His 10 most similar pitchers according to B-R are Don Sutton, Gaylord Perry, Fergie Jenkins, Tommy John, Robin Roberts, Tom Seaver, Jim Kaat, Early Wynn, Phil Niekro and Steve Carlton. All except Tommy John and Jim Kaat are HOFers.

Why He Shouldn't
Despite all the above, he never finished better than 3rd in the Cy Young voting, and only got votes in 4 years.
He won 20 games only once, in 1973, when he made 40 starts and went a whopping 20-17.
He made only two all star teams.
He gave up a LOT of homers. In '86 and '87 he gave up 50 and 46 homers, respectively. That is incredible.

The Verdict
I don't think it's even close. The guy should be in. Voters hold that 300-win total as a magical threshold, but when you play for so many awful teams, your win totals are affected. And Bert played a large chunk of his career in a 5-man rotation, which, of course, makes a big difference. Besides, wins are not the real measure of effectiveness anyway. The fact remains, Bert was an excellent, durable starter for a long, long time and should be recognized as such. Voters, get him in!

#24 - Tony Walker

OK, let's start with the good: It's our first rookie card! And now the bad: It's Tony Walker.

Visually, the card is pretty decent. It's a nice look at the 'Stros uniforms of the 80s, marking the transitional period between the horrific 70s ones (see, it still has those stripes on the sleeves) and the modern day ones (note the predominantly blue and white design). There's not much to say about the photo, it's a pretty standard batter shot.

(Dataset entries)
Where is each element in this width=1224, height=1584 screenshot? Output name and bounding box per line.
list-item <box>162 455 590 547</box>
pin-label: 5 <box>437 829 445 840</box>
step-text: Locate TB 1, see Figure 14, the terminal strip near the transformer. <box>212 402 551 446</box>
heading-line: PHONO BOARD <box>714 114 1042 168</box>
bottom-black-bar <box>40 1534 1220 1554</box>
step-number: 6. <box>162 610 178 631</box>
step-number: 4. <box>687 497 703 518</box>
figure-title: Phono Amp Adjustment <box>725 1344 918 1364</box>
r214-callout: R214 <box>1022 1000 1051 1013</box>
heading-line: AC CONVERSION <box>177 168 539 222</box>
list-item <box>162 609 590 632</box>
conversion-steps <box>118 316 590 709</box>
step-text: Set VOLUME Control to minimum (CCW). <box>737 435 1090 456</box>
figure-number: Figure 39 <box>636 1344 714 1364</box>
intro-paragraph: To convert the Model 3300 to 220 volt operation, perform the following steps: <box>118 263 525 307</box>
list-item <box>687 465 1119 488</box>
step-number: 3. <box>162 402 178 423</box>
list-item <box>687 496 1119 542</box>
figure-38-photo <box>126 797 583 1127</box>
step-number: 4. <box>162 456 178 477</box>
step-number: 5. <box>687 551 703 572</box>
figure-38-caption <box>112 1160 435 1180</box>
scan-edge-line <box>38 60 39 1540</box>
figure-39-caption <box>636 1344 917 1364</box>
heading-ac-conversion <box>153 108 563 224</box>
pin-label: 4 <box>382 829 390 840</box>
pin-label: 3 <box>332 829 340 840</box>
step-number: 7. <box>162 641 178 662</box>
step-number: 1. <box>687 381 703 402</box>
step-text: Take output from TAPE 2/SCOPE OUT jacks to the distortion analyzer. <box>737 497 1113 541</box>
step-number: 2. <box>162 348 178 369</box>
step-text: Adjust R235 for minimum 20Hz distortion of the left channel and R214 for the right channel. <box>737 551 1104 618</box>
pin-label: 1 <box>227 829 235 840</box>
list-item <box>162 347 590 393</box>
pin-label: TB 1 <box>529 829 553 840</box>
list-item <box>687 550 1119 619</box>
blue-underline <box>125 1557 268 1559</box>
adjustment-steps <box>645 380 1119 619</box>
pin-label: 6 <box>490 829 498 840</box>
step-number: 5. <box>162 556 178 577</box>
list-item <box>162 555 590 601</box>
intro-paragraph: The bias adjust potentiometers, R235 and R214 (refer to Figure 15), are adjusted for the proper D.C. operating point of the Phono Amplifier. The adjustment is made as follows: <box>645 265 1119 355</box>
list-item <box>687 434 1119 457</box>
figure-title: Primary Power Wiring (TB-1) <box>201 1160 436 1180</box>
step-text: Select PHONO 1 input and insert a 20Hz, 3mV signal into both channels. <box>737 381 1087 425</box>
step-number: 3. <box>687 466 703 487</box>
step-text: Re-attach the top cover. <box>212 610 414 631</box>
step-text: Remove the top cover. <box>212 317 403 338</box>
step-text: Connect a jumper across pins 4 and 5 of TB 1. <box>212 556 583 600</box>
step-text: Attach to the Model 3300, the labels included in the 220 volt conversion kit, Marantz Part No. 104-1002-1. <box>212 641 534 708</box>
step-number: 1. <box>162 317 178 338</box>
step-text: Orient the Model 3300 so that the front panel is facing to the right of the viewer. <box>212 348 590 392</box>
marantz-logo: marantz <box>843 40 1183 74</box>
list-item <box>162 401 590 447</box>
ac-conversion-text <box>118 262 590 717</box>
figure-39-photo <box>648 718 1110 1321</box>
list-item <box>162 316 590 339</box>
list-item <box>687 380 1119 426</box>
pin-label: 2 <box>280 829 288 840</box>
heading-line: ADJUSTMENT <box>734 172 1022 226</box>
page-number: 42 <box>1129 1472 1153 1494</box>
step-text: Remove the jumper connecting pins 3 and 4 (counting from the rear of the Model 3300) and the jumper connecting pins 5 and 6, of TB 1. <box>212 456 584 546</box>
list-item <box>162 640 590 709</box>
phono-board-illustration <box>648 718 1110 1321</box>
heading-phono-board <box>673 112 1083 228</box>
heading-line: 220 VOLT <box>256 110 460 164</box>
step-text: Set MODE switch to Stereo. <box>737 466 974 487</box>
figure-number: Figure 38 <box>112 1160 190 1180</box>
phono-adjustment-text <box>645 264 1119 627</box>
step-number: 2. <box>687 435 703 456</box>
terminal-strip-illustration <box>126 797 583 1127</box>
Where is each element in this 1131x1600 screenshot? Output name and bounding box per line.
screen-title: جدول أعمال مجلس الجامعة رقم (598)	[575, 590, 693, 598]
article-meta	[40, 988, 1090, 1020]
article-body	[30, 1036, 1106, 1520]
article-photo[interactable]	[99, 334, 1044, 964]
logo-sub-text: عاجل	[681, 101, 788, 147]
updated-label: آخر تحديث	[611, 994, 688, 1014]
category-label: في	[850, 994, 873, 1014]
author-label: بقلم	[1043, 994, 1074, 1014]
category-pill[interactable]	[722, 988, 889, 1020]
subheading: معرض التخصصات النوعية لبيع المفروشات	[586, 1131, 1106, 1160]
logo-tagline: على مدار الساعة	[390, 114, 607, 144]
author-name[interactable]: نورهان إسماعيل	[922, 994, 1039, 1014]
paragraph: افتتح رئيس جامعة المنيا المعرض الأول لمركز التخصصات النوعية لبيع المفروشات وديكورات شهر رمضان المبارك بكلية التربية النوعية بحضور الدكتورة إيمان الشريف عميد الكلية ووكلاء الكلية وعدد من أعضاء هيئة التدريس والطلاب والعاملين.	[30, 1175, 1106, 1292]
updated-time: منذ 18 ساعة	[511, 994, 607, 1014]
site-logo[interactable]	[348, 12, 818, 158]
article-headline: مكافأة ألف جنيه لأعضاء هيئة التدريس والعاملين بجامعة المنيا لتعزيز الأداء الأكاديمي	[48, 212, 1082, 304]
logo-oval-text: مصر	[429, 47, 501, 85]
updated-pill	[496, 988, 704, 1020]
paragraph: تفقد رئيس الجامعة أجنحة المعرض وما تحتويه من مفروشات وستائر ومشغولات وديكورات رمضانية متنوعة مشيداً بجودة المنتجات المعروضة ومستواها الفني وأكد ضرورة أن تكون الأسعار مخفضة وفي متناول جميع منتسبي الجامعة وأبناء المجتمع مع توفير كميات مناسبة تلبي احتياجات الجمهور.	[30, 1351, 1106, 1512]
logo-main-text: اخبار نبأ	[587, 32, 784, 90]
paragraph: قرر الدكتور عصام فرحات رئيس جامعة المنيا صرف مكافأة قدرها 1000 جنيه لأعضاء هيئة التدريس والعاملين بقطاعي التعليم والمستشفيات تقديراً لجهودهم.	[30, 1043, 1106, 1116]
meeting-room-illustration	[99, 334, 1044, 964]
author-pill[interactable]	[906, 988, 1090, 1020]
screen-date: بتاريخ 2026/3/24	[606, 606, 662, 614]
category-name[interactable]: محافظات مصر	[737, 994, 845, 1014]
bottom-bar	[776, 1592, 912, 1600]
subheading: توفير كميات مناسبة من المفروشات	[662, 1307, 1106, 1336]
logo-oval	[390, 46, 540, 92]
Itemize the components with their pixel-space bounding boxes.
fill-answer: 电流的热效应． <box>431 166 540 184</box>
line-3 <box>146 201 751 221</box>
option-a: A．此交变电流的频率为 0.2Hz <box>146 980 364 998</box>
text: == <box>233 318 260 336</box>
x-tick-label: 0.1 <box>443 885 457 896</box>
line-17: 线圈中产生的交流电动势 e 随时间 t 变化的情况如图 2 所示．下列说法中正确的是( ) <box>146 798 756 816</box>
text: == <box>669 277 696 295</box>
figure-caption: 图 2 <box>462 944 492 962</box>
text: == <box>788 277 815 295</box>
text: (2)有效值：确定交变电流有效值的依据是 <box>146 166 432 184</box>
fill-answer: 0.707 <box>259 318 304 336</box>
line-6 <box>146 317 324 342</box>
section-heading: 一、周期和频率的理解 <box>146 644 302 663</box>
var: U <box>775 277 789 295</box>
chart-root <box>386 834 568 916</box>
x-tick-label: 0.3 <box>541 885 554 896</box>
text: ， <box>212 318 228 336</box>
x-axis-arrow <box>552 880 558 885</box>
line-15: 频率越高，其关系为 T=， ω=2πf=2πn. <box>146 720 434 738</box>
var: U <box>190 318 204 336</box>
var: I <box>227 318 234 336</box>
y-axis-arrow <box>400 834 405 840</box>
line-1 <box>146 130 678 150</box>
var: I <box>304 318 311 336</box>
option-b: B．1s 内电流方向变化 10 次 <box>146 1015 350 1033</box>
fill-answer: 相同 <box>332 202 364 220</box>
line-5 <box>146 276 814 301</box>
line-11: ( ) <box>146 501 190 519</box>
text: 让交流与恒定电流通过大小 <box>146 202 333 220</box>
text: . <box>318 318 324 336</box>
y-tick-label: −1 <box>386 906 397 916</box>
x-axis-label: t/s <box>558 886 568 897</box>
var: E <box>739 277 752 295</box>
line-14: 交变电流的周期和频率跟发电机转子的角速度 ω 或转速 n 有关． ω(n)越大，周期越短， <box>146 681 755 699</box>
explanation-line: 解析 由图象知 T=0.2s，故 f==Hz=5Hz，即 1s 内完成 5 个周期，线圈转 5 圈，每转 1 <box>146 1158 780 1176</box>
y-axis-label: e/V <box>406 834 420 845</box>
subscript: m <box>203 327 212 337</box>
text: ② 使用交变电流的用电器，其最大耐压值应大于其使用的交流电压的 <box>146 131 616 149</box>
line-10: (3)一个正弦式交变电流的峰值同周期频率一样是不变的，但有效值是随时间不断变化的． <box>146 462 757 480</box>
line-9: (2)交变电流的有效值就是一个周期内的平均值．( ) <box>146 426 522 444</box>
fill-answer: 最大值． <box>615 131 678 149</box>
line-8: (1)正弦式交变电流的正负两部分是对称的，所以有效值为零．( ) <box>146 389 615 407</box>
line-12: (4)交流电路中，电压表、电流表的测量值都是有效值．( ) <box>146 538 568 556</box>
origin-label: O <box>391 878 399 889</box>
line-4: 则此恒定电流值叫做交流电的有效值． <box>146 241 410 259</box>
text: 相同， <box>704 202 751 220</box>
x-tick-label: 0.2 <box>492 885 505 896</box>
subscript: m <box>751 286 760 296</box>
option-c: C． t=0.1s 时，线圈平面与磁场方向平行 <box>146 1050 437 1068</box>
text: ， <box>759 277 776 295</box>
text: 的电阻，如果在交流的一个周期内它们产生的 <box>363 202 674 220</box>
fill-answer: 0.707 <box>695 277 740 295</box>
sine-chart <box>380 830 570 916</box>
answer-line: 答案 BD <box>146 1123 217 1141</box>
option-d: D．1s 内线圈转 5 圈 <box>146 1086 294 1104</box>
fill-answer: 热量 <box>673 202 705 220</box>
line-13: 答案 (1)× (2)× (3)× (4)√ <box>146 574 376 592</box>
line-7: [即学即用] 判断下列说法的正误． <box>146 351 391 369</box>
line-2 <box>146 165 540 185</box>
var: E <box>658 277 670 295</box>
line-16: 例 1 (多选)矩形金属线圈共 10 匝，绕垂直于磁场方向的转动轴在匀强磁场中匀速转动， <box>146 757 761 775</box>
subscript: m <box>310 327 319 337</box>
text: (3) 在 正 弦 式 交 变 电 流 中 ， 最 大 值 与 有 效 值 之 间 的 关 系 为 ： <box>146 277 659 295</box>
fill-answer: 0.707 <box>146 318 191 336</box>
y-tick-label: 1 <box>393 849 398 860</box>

→ **Stated goal 1**: Collect every line of the records that contains the word "cover".
→ **Stated goal 2**: Continue the baseball text from the point where it stops.

→ **Written reply 1**:
step-text: Re-attach the top cover. <box>212 610 414 631</box>
step-text: Remove the top cover. <box>212 317 403 338</box>

→ **Written reply 2**:
Now, about the player himself. Um, I got nuthin. Walker had a cup of coffee in '86 after spending 5 years in the minors. He had three minor league seasons with 40+ stolen bases, so the Houston brass must have thought they could make the kid into a leadoff hitter. Unfortunately, he hit .222 in 84 games in '86 an was summarily sent down to Tucson, never to return.

On an unrelated note, I played Babe Ruth League baseball (age 13-15) for the Astros and our manager was a crusty old Asian guy who owned a lamp store. He wasn't a very good manager, and it didn't help that he spit when he talked and had a thick accent that resulted in a lot of embarassing calls to the team, "Assholes, ova hee-uh!" It really sounded like that.

Saturday, January 17, 2009

#23 - Lee Smith

Why was Lee Smith always squinting? Seriously, he's squinting above, here, here, and here. Aside from that, this card is actually pretty nice. Lots of red, white and blue, a nice shot of two Cubs logos and a brand spankin' new Rawlings glove. I'll ignore the fact that the background suggests Smith is standing on a cloud. I think I chose that same background for my 4th grade school photo.

I remember that when Smith was traded to the Sox in '87 I saw him as an old, war-battered veteran who was nearing the end. I don't know why I thought that considering he went to the Sox when he was 30. Smith was one of the first of the modern day closers who you could count on to come in, throw peas and slam the door, while only pitching in close games. Smith was a great pitcher (one who I think should be in the HOF, as one of the first of his kind - Bruce Sutter is the other and he's in), but it shows you how little regard the voting community has for saves when the guy who is 3rd ALL TIME in a major statistical category isn't in the hall. For the record, I don't have much regard for saves either, but I think if Sutter is in, and Eck is in, Smith should be, too.

#22 - Doug DeCinces

Another boring, stripey photo with a bat boy checking out DeCinces from behind. That bat boy looks like he's doing some crazy form of yoga. It almost appears as if his right knee is behind is back!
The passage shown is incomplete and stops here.